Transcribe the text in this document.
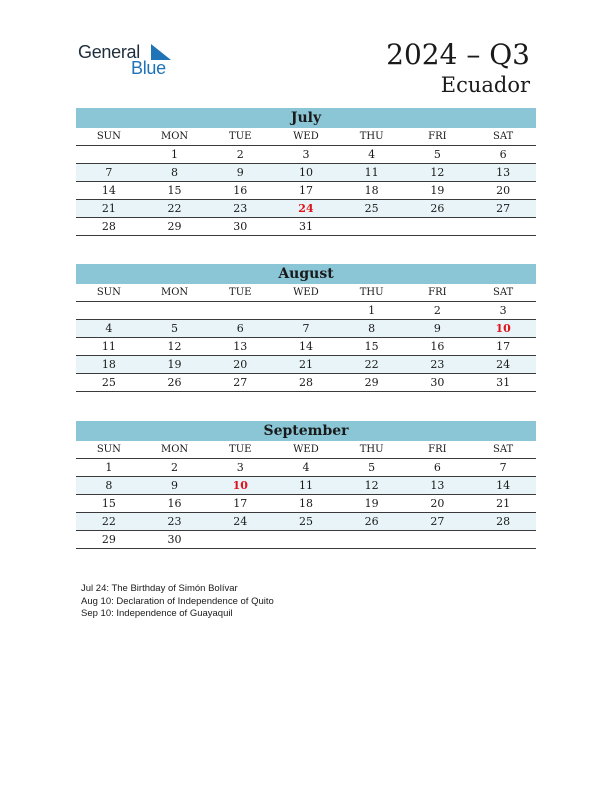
General
Blue	2024 – Q3
Ecuador
July
SUN	MON	TUE	WED	THU	FRI	SAT
	1	2	3	4	5	6
7	8	9	10	11	12	13
14	15	16	17	18	19	20
21	22	23	24	25	26	27
28	29	30	31			
August
SUN	MON	TUE	WED	THU	FRI	SAT
				1	2	3
4	5	6	7	8	9	10
11	12	13	14	15	16	17
18	19	20	21	22	23	24
25	26	27	28	29	30	31
September
SUN	MON	TUE	WED	THU	FRI	SAT
1	2	3	4	5	6	7
8	9	10	11	12	13	14
15	16	17	18	19	20	21
22	23	24	25	26	27	28
29	30					
Jul 24: The Birthday of Simón Bolívar
Aug 10: Declaration of Independence of Quito
Sep 10: Independence of Guayaquil
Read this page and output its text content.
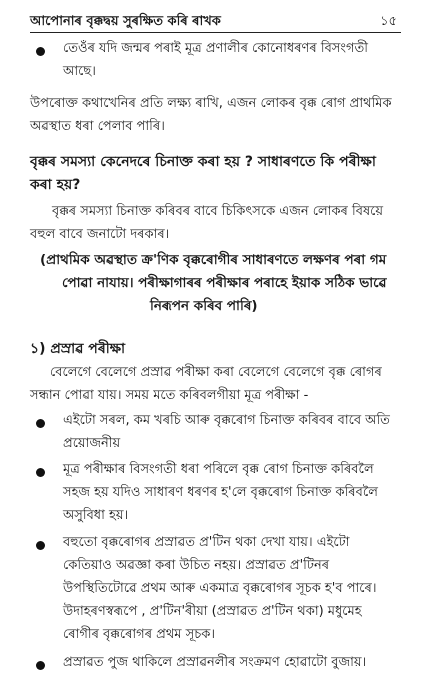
আপোনাৰ বৃক্কদ্বয় সুৰক্ষিত কৰি ৰাখক	১৫
তেওঁৰ যদি জন্মৰ পৰাই মূত্ৰ প্ৰণালীৰ কোনোধৰণৰ বিসংগতী
আছে।
উপৰোক্ত কথাখেনিৰ প্ৰতি লক্ষ্য ৰাখি, এজন লোকৰ বৃক্ক ৰোগ প্ৰাথমিক
অৱস্থাত ধৰা পেলাব পাৰি।
বৃক্কৰ সমস্যা কেনেদৰে চিনাক্ত কৰা হয় ? সাধাৰণতে কি পৰীক্ষা
কৰা হয়?
বৃক্কৰ সমস্যা চিনাক্ত কৰিবৰ বাবে চিকিৎসকে এজন লোকৰ বিষয়ে
বহুল বাবে জনাটো দৰকাৰ।
(প্ৰাথমিক অৱস্থাত ক্ৰ'ণিক বৃক্কৰোগীৰ সাধাৰণতে লক্ষণৰ পৰা গম
পোৱা নাযায়। পৰীক্ষাগাৰৰ পৰীক্ষাৰ পৰাহে ইয়াক সঠিক ভাৱে
নিৰূপন কৰিব পাৰি)
১) প্ৰস্ৰাৱ পৰীক্ষা
বেলেগে বেলেগে প্ৰস্ৰাৱ পৰীক্ষা কৰা বেলেগে বেলেগে বৃক্ক ৰোগৰ
সন্ধান পোৱা যায়। সময় মতে কৰিবলগীয়া মূত্ৰ পৰীক্ষা -
এইটো সৰল, কম খৰচি আৰু বৃক্কৰোগ চিনাক্ত কৰিবৰ বাবে অতি
প্ৰয়োজনীয়
মূত্ৰ পৰীক্ষাৰ বিসংগতী ধৰা পৰিলে বৃক্ক ৰোগ চিনাক্ত কৰিবলৈ
সহজ হয় যদিও সাধাৰণ ধৰণৰ হ'লে বৃক্কৰোগ চিনাক্ত কৰিবলৈ
অসুবিধা হয়।
বহুতো বৃক্কৰোগৰ প্ৰস্ৰাৱত প্ৰ'টিন থকা দেখা যায়। এইটো
কেতিয়াও অৱজ্ঞা কৰা উচিত নহয়। প্ৰস্ৰাৱত প্ৰ'টিনৰ
উপস্থিতিটোৱে প্ৰথম আৰু একমাত্ৰ বৃক্কৰোগৰ সূচক হ'ব পাৰে।
উদাহৰণস্বৰূপে , প্ৰ'টিন'ৰীয়া (প্ৰস্ৰাৱত প্ৰ'টিন থকা) মধুমেহ
ৰোগীৰ বৃক্কৰোগৰ প্ৰথম সূচক।
প্ৰস্ৰাৱত পুজ থাকিলে প্ৰস্ৰাৱনলীৰ সংক্ৰমণ হোৱাটো বুজায়।
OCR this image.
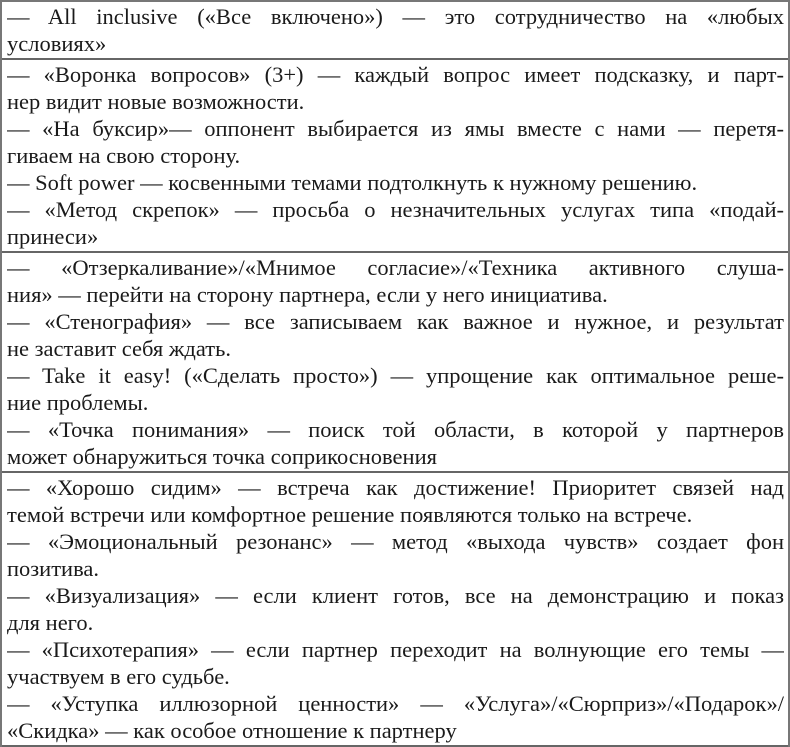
— All inclusive («Все включено») — это сотрудничество на «любых
условиях»
— «Воронка вопросов» (3+) — каждый вопрос имеет подсказку, и парт-
нер видит новые возможности.
— «На буксир»— оппонент выбирается из ямы вместе с нами — перетя-
гиваем на свою сторону.
— Soft power — косвенными темами подтолкнуть к нужному решению.
— «Метод скрепок» — просьба о незначительных услугах типа «подай-
принеси»
— «Отзеркаливание»/«Мнимое согласие»/«Техника активного слуша-
ния» — перейти на сторону партнера, если у него инициатива.
— «Стенография» — все записываем как важное и нужное, и результат
не заставит себя ждать.
— Take it easy! («Сделать просто») — упрощение как оптимальное реше-
ние проблемы.
— «Точка понимания» — поиск той области, в которой у партнеров
может обнаружиться точка соприкосновения
— «Хорошо сидим» — встреча как достижение! Приоритет связей над
темой встречи или комфортное решение появляются только на встрече.
— «Эмоциональный резонанс» — метод «выхода чувств» создает фон
позитива.
— «Визуализация» — если клиент готов, все на демонстрацию и показ
для него.
— «Психотерапия» — если партнер переходит на волнующие его темы —
участвуем в его судьбе.
— «Уступка иллюзорной ценности» — «Услуга»/«Сюрприз»/«Подарок»/
«Скидка» — как особое отношение к партнеру
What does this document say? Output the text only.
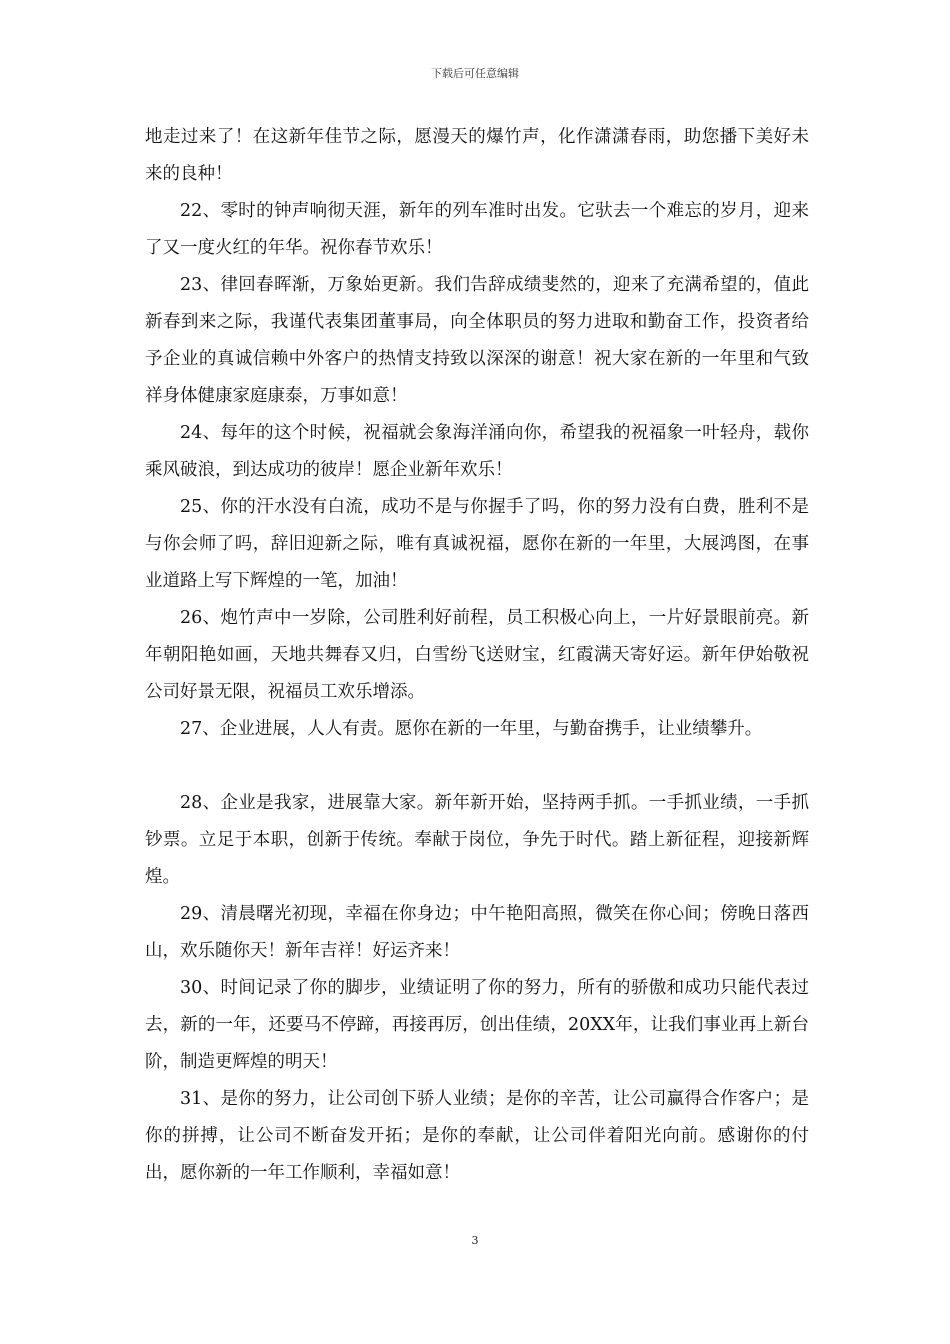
下载后可任意编辑

地走过来了！在这新年佳节之际，愿漫天的爆竹声，化作潇潇春雨，助您播下美好未来的良种！

22、零时的钟声响彻天涯，新年的列车准时出发。它驮去一个难忘的岁月，迎来了又一度火红的年华。祝你春节欢乐！

23、律回春晖渐，万象始更新。我们告辞成绩斐然的，迎来了充满希望的，值此新春到来之际，我谨代表集团董事局，向全体职员的努力进取和勤奋工作，投资者给予企业的真诚信赖中外客户的热情支持致以深深的谢意！祝大家在新的一年里和气致祥身体健康家庭康泰，万事如意！

24、每年的这个时候，祝福就会象海洋涌向你，希望我的祝福象一叶轻舟，载你乘风破浪，到达成功的彼岸！愿企业新年欢乐！

25、你的汗水没有白流，成功不是与你握手了吗，你的努力没有白费，胜利不是与你会师了吗，辞旧迎新之际，唯有真诚祝福，愿你在新的一年里，大展鸿图，在事业道路上写下辉煌的一笔，加油！

26、炮竹声中一岁除，公司胜利好前程，员工积极心向上，一片好景眼前亮。新年朝阳艳如画，天地共舞春又归，白雪纷飞送财宝，红霞满天寄好运。新年伊始敬祝公司好景无限，祝福员工欢乐增添。

27、企业进展，人人有责。愿你在新的一年里，与勤奋携手，让业绩攀升。

28、企业是我家，进展靠大家。新年新开始，坚持两手抓。一手抓业绩，一手抓钞票。立足于本职，创新于传统。奉献于岗位，争先于时代。踏上新征程，迎接新辉煌。

29、清晨曙光初现，幸福在你身边；中午艳阳高照，微笑在你心间；傍晚日落西山，欢乐随你天！新年吉祥！好运齐来！

30、时间记录了你的脚步，业绩证明了你的努力，所有的骄傲和成功只能代表过去，新的一年，还要马不停蹄，再接再厉，创出佳绩，20XX年，让我们事业再上新台阶，制造更辉煌的明天！

31、是你的努力，让公司创下骄人业绩；是你的辛苦，让公司赢得合作客户；是你的拼搏，让公司不断奋发开拓；是你的奉献，让公司伴着阳光向前。感谢你的付出，愿你新的一年工作顺利，幸福如意！

3
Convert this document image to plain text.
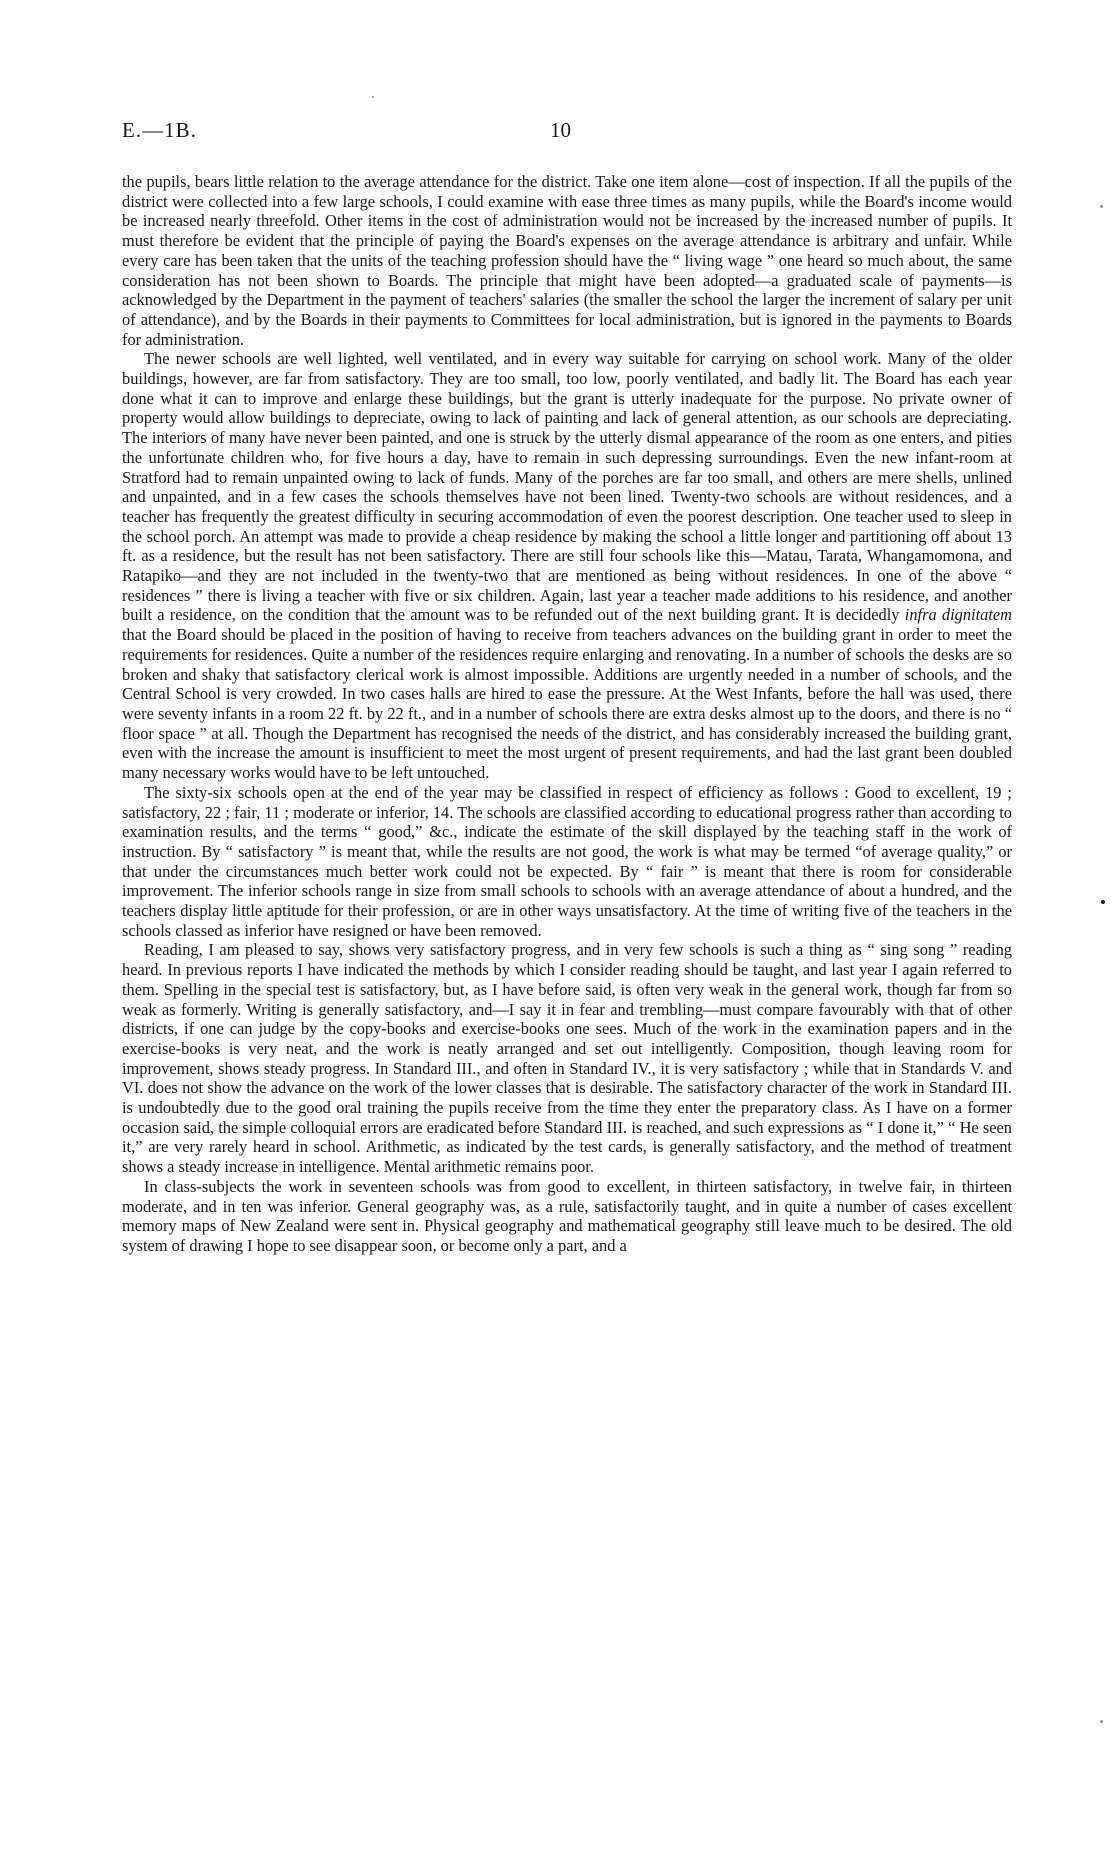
E.—1B.	10

the pupils, bears little relation to the average attendance for the district. Take one item alone—cost of inspection. If all the pupils of the district were collected into a few large schools, I could examine with ease three times as many pupils, while the Board's income would be increased nearly threefold. Other items in the cost of administration would not be increased by the increased number of pupils. It must therefore be evident that the principle of paying the Board's expenses on the average attendance is arbitrary and unfair. While every care has been taken that the units of the teaching profession should have the “ living wage ” one heard so much about, the same consideration has not been shown to Boards. The principle that might have been adopted—a graduated scale of payments—is acknowledged by the Department in the payment of teachers' salaries (the smaller the school the larger the increment of salary per unit of attendance), and by the Boards in their payments to Committees for local administration, but is ignored in the payments to Boards for administration.

The newer schools are well lighted, well ventilated, and in every way suitable for carrying on school work. Many of the older buildings, however, are far from satisfactory. They are too small, too low, poorly ventilated, and badly lit. The Board has each year done what it can to improve and enlarge these buildings, but the grant is utterly inadequate for the purpose. No private owner of property would allow buildings to depreciate, owing to lack of painting and lack of general attention, as our schools are depreciating. The interiors of many have never been painted, and one is struck by the utterly dismal appearance of the room as one enters, and pities the unfortunate children who, for five hours a day, have to remain in such depressing surroundings. Even the new infant-room at Stratford had to remain unpainted owing to lack of funds. Many of the porches are far too small, and others are mere shells, unlined and unpainted, and in a few cases the schools themselves have not been lined. Twenty-two schools are without residences, and a teacher has frequently the greatest difficulty in securing accommodation of even the poorest description. One teacher used to sleep in the school porch. An attempt was made to provide a cheap residence by making the school a little longer and partitioning off about 13 ft. as a residence, but the result has not been satisfactory. There are still four schools like this—Matau, Tarata, Whangamomona, and Ratapiko—and they are not included in the twenty-two that are mentioned as being without residences. In one of the above “ residences ” there is living a teacher with five or six children. Again, last year a teacher made additions to his residence, and another built a residence, on the condition that the amount was to be refunded out of the next building grant. It is decidedly infra dignitatem that the Board should be placed in the position of having to receive from teachers advances on the building grant in order to meet the requirements for residences. Quite a number of the residences require enlarging and renovating. In a number of schools the desks are so broken and shaky that satisfactory clerical work is almost impossible. Additions are urgently needed in a number of schools, and the Central School is very crowded. In two cases halls are hired to ease the pressure. At the West Infants, before the hall was used, there were seventy infants in a room 22 ft. by 22 ft., and in a number of schools there are extra desks almost up to the doors, and there is no “ floor space ” at all. Though the Department has recognised the needs of the district, and has considerably increased the building grant, even with the increase the amount is insufficient to meet the most urgent of present requirements, and had the last grant been doubled many necessary works would have to be left untouched.

The sixty-six schools open at the end of the year may be classified in respect of efficiency as follows : Good to excellent, 19 ; satisfactory, 22 ; fair, 11 ; moderate or inferior, 14. The schools are classified according to educational progress rather than according to examination results, and the terms “ good,” &c., indicate the estimate of the skill displayed by the teaching staff in the work of instruction. By “ satisfactory ” is meant that, while the results are not good, the work is what may be termed “of average quality,” or that under the circumstances much better work could not be expected. By “ fair ” is meant that there is room for considerable improvement. The inferior schools range in size from small schools to schools with an average attendance of about a hundred, and the teachers display little aptitude for their profession, or are in other ways unsatisfactory. At the time of writing five of the teachers in the schools classed as inferior have resigned or have been removed.

Reading, I am pleased to say, shows very satisfactory progress, and in very few schools is such a thing as “ sing song ” reading heard. In previous reports I have indicated the methods by which I consider reading should be taught, and last year I again referred to them. Spelling in the special test is satisfactory, but, as I have before said, is often very weak in the general work, though far from so weak as formerly. Writing is generally satisfactory, and—I say it in fear and trembling—must compare favourably with that of other districts, if one can judge by the copy-books and exercise-books one sees. Much of the work in the examination papers and in the exercise-books is very neat, and the work is neatly arranged and set out intelligently. Composition, though leaving room for improvement, shows steady progress. In Standard III., and often in Standard IV., it is very satisfactory ; while that in Standards V. and VI. does not show the advance on the work of the lower classes that is desirable. The satisfactory character of the work in Standard III. is undoubtedly due to the good oral training the pupils receive from the time they enter the preparatory class. As I have on a former occasion said, the simple colloquial errors are eradicated before Standard III. is reached, and such expressions as “ I done it,” “ He seen it,” are very rarely heard in school. Arithmetic, as indicated by the test cards, is generally satisfactory, and the method of treatment shows a steady increase in intelligence. Mental arithmetic remains poor.

In class-subjects the work in seventeen schools was from good to excellent, in thirteen satisfactory, in twelve fair, in thirteen moderate, and in ten was inferior. General geography was, as a rule, satisfactorily taught, and in quite a number of cases excellent memory maps of New Zealand were sent in. Physical geography and mathematical geography still leave much to be desired. The old system of drawing I hope to see disappear soon, or become only a part, and a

************

Find how many lines of the material carry the string "text". Only the number should be in the answer.

RESULT:
4